Problem statement:
Set the data down again, exactly as it reads, but without the pictures.

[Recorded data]
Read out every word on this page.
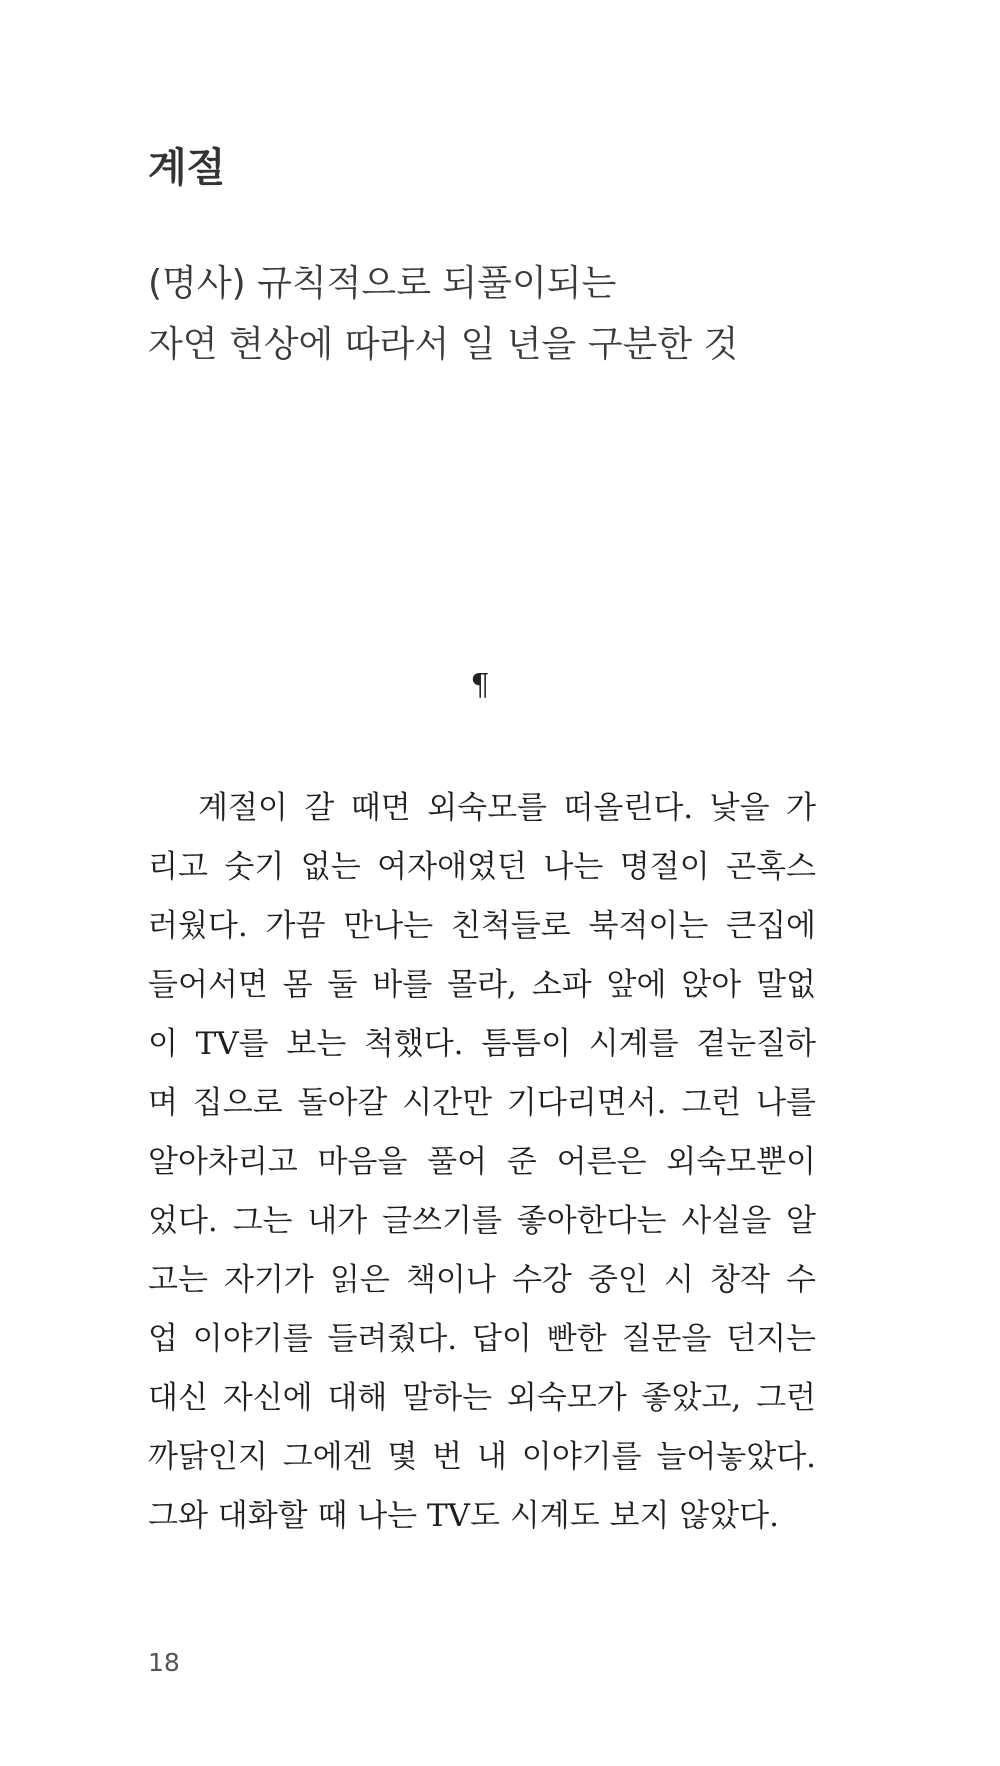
계절

(명사) 규칙적으로 되풀이되는
자연 현상에 따라서 일 년을 구분한 것

¶

계절이 갈 때면 외숙모를 떠올린다. 낯을 가
리고 숫기 없는 여자애였던 나는 명절이 곤혹스
러웠다. 가끔 만나는 친척들로 북적이는 큰집에
들어서면 몸 둘 바를 몰라, 소파 앞에 앉아 말없
이 TV를 보는 척했다. 틈틈이 시계를 곁눈질하
며 집으로 돌아갈 시간만 기다리면서. 그런 나를
알아차리고 마음을 풀어 준 어른은 외숙모뿐이
었다. 그는 내가 글쓰기를 좋아한다는 사실을 알
고는 자기가 읽은 책이나 수강 중인 시 창작 수
업 이야기를 들려줬다. 답이 빤한 질문을 던지는
대신 자신에 대해 말하는 외숙모가 좋았고, 그런
까닭인지 그에겐 몇 번 내 이야기를 늘어놓았다.
그와 대화할 때 나는 TV도 시계도 보지 않았다.

18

Exercise solution:
Read out every word on this page.
계절

(명사) 규칙적으로 되풀이되는
자연 현상에 따라서 일 년을 구분한 것

¶

계절이 갈 때면 외숙모를 떠올린다. 낯을 가
리고 숫기 없는 여자애였던 나는 명절이 곤혹스
러웠다. 가끔 만나는 친척들로 북적이는 큰집에
들어서면 몸 둘 바를 몰라, 소파 앞에 앉아 말없
이 TV를 보는 척했다. 틈틈이 시계를 곁눈질하
며 집으로 돌아갈 시간만 기다리면서. 그런 나를
알아차리고 마음을 풀어 준 어른은 외숙모뿐이
었다. 그는 내가 글쓰기를 좋아한다는 사실을 알
고는 자기가 읽은 책이나 수강 중인 시 창작 수
업 이야기를 들려줬다. 답이 빤한 질문을 던지는
대신 자신에 대해 말하는 외숙모가 좋았고, 그런
까닭인지 그에겐 몇 번 내 이야기를 늘어놓았다.
그와 대화할 때 나는 TV도 시계도 보지 않았다.

18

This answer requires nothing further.